**DATASET:**
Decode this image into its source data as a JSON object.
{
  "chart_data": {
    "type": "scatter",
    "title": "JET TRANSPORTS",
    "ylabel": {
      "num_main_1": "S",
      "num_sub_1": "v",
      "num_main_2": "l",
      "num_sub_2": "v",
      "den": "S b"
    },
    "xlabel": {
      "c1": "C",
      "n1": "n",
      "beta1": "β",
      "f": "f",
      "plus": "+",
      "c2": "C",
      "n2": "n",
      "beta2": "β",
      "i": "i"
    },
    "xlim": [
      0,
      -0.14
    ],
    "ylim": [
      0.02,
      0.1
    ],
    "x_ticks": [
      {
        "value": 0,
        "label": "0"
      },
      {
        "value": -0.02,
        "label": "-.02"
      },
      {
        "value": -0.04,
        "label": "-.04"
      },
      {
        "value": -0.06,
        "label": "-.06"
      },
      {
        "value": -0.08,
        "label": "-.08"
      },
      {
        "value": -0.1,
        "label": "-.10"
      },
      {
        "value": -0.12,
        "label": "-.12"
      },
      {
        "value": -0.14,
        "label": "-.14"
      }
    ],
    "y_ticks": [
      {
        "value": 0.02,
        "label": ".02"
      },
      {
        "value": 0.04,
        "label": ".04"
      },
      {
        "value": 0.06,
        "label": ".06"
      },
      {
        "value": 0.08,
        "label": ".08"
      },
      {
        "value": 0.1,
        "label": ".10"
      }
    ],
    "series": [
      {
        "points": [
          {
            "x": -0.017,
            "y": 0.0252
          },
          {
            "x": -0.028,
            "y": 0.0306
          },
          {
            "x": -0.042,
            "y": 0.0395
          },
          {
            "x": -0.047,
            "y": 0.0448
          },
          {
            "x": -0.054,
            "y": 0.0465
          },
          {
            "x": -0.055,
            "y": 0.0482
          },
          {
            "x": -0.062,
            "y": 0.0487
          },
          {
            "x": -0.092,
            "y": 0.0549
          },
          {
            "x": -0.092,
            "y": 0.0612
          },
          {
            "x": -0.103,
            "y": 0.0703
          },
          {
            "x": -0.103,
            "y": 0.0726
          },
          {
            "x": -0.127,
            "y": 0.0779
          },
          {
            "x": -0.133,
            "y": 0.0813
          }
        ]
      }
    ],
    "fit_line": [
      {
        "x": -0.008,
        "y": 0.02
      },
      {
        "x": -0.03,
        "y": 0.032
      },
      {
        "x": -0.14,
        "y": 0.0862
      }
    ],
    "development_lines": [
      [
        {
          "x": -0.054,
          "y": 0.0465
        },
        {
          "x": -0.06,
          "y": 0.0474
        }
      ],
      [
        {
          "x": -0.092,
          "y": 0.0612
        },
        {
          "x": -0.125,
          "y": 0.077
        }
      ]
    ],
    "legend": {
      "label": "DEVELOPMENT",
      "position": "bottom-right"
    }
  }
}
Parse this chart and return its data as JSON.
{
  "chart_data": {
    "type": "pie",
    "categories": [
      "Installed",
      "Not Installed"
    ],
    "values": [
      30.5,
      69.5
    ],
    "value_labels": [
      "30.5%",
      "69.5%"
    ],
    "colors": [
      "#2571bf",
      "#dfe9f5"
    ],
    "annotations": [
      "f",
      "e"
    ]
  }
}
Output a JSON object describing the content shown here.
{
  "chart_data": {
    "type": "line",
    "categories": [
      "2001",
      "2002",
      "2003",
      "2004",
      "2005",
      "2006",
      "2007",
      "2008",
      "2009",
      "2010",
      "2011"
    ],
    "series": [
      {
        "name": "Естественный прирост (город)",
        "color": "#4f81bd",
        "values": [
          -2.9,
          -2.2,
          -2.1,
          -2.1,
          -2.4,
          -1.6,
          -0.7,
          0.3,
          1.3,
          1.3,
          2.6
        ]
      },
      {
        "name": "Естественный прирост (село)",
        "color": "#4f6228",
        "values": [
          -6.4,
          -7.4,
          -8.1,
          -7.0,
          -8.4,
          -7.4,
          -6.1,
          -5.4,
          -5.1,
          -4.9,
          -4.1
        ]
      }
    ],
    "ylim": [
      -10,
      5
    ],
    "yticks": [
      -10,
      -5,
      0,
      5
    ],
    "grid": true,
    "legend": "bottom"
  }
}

**EXERCISE AIM:** From the listing above, copy every line that holds the string "this".

**TASK ANSWER:**
Decode this image into its source data as a JSON object.
Parse this chart and return its data as JSON.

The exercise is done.